- **Stored data**
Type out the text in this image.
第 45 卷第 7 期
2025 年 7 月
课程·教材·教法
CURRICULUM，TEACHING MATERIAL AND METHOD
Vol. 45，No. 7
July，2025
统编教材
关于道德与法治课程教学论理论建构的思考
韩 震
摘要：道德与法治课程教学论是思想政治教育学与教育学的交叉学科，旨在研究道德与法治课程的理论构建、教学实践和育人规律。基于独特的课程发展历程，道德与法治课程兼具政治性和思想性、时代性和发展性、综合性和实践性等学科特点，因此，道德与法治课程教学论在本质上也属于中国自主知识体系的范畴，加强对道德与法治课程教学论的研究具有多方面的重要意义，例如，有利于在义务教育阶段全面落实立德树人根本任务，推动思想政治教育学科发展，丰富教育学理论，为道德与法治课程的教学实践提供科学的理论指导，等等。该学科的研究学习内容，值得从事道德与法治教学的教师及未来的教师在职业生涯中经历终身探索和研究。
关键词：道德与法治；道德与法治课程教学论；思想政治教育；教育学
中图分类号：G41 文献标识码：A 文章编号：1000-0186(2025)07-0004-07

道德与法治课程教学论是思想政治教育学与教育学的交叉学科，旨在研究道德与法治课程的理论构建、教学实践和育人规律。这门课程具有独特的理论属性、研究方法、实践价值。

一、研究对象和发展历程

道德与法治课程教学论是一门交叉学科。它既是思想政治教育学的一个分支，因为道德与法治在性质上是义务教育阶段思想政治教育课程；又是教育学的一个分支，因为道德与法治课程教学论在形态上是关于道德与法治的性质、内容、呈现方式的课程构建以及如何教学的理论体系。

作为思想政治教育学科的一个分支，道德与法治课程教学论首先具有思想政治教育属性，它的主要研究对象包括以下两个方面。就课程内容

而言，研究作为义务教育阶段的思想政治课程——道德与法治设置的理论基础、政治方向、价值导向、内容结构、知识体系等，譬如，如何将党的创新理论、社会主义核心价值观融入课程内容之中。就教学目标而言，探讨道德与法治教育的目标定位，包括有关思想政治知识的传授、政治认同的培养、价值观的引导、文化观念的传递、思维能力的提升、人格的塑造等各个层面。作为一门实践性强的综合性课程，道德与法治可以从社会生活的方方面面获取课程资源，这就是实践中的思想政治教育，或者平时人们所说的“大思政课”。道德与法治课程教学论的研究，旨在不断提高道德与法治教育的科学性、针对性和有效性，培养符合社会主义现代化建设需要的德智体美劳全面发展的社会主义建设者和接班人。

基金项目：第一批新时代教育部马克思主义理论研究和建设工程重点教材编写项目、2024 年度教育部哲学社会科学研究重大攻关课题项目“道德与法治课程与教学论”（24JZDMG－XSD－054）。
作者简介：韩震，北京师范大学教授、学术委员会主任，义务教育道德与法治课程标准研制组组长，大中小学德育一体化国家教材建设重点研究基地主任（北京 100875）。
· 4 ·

- **Exercise directions**
Report the number of lines above that contain the word "旨在研究道德与法治课程的理论构建", and only that number.

- **Reply**
2